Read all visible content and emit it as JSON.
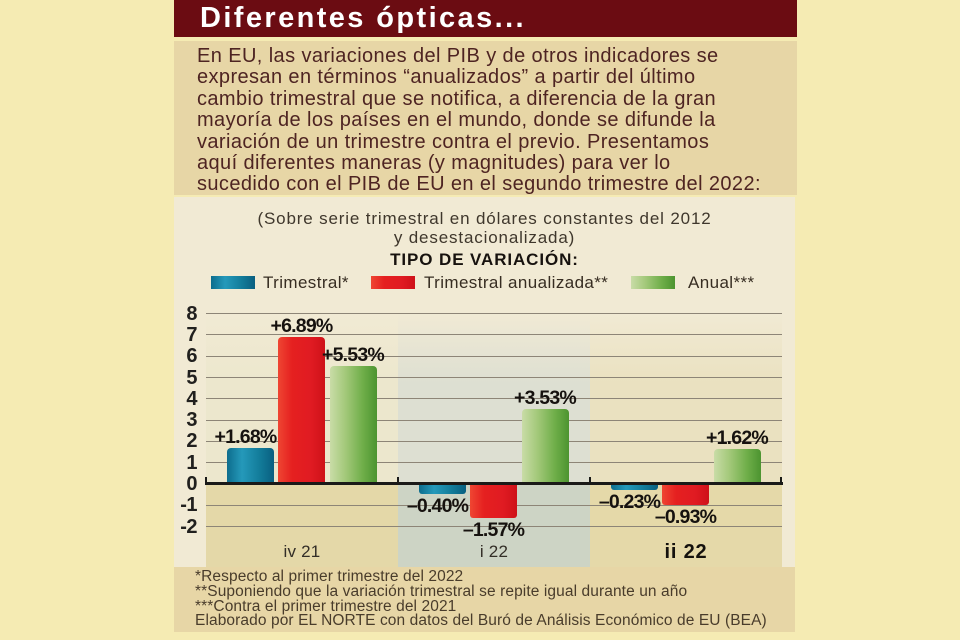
{
  "page": {
    "background": "#f5ebb3"
  },
  "header": {
    "title": "Diferentes ópticas...",
    "background": "#6b0c12",
    "text_color": "#ffffff"
  },
  "intro": {
    "background": "#e7d6a6",
    "text_color": "#4e2422",
    "lines": [
      "En EU, las variaciones del PIB y de otros indicadores se",
      "expresan en términos “anualizados” a partir del último",
      "cambio trimestral que se notifica, a diferencia de la gran",
      "mayoría de los países en el mundo, donde se difunde la",
      "variación de un trimestre contra el previo. Presentamos",
      "aquí diferentes maneras (y magnitudes) para ver lo",
      "sucedido con el PIB de EU en el segundo trimestre del 2022:"
    ]
  },
  "chart_panel": {
    "background": "#f1ead4",
    "subtitle_lines": [
      "(Sobre serie trimestral en dólares constantes del 2012",
      "y desestacionalizada)"
    ],
    "legend_title": "TIPO DE VARIACIÓN:"
  },
  "chart_data": {
    "type": "bar",
    "title": "TIPO DE VARIACIÓN:",
    "subtitle": "(Sobre serie trimestral en dólares constantes del 2012 y desestacionalizada)",
    "categories": [
      {
        "label": "iv 21",
        "bold": false
      },
      {
        "label": "i 22",
        "bold": false
      },
      {
        "label": "ii 22",
        "bold": true
      }
    ],
    "series": [
      {
        "name": "Trimestral*",
        "color": "#1488a9",
        "values": [
          1.68,
          -0.4,
          -0.23
        ],
        "labels": [
          "+1.68%",
          "–0.40%",
          "–0.23%"
        ]
      },
      {
        "name": "Trimestral anualizada**",
        "color": "#e01e24",
        "values": [
          6.89,
          -1.57,
          -0.93
        ],
        "labels": [
          "+6.89%",
          "–1.57%",
          "–0.93%"
        ]
      },
      {
        "name": "Anual***",
        "color": "#5d9e38",
        "values": [
          5.53,
          3.53,
          1.62
        ],
        "labels": [
          "+5.53%",
          "+3.53%",
          "+1.62%"
        ]
      }
    ],
    "ylim": [
      -2,
      8
    ],
    "yticks": [
      8,
      7,
      6,
      5,
      4,
      3,
      2,
      1,
      0,
      -1,
      -2
    ],
    "grid": true,
    "legend_position": "top",
    "gridline_color": "#8d8577",
    "axis_color": "#1a1a18",
    "column_tints": [
      {
        "above": "#ece7cd",
        "below": "#e4d8a8"
      },
      {
        "above": "#dddfd2",
        "below": "#cdd4c5"
      },
      {
        "above": "#eae1c0",
        "below": "#e5d9a9"
      }
    ]
  },
  "footnotes": {
    "background": "#e7d6a6",
    "text_color": "#493c2b",
    "lines": [
      "*Respecto al primer trimestre del 2022",
      "**Suponiendo que la variación trimestral se repite igual durante un año",
      "***Contra el primer trimestre del 2021",
      "Elaborado por EL NORTE con datos del Buró de Análisis Económico de EU (BEA)"
    ]
  }
}
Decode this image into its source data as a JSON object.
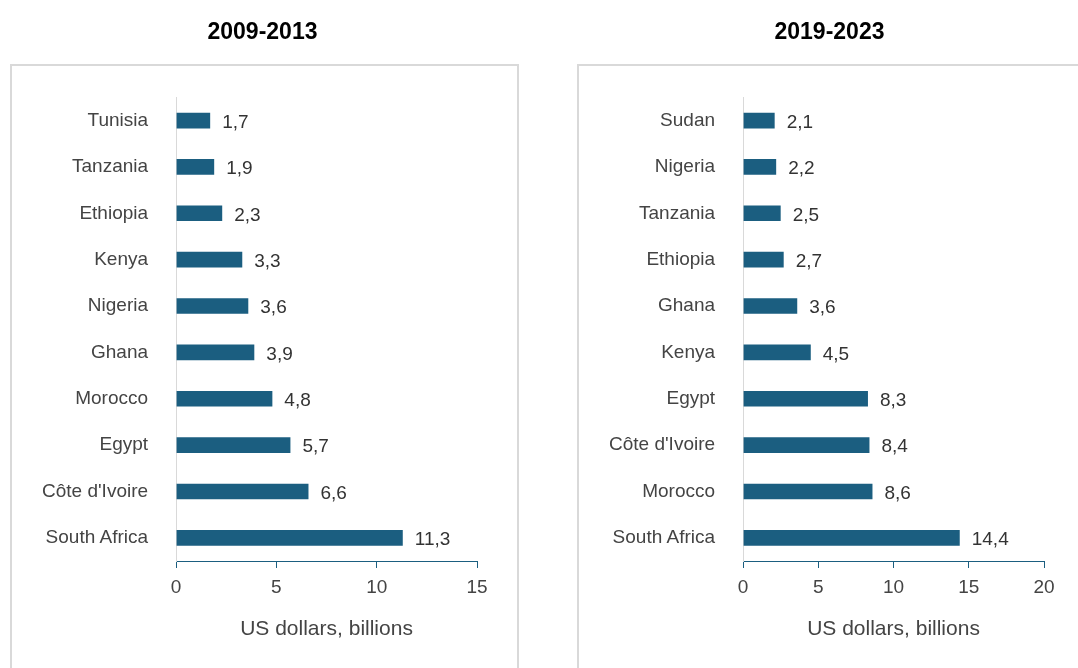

★ ★ ★ ★ ★ ★ ★

Work required:
Set out every line from the material that contains the string "JSON".

Final result:
Read all visible content and emit it as JSON.
Decode this image into its source data as a JSON object.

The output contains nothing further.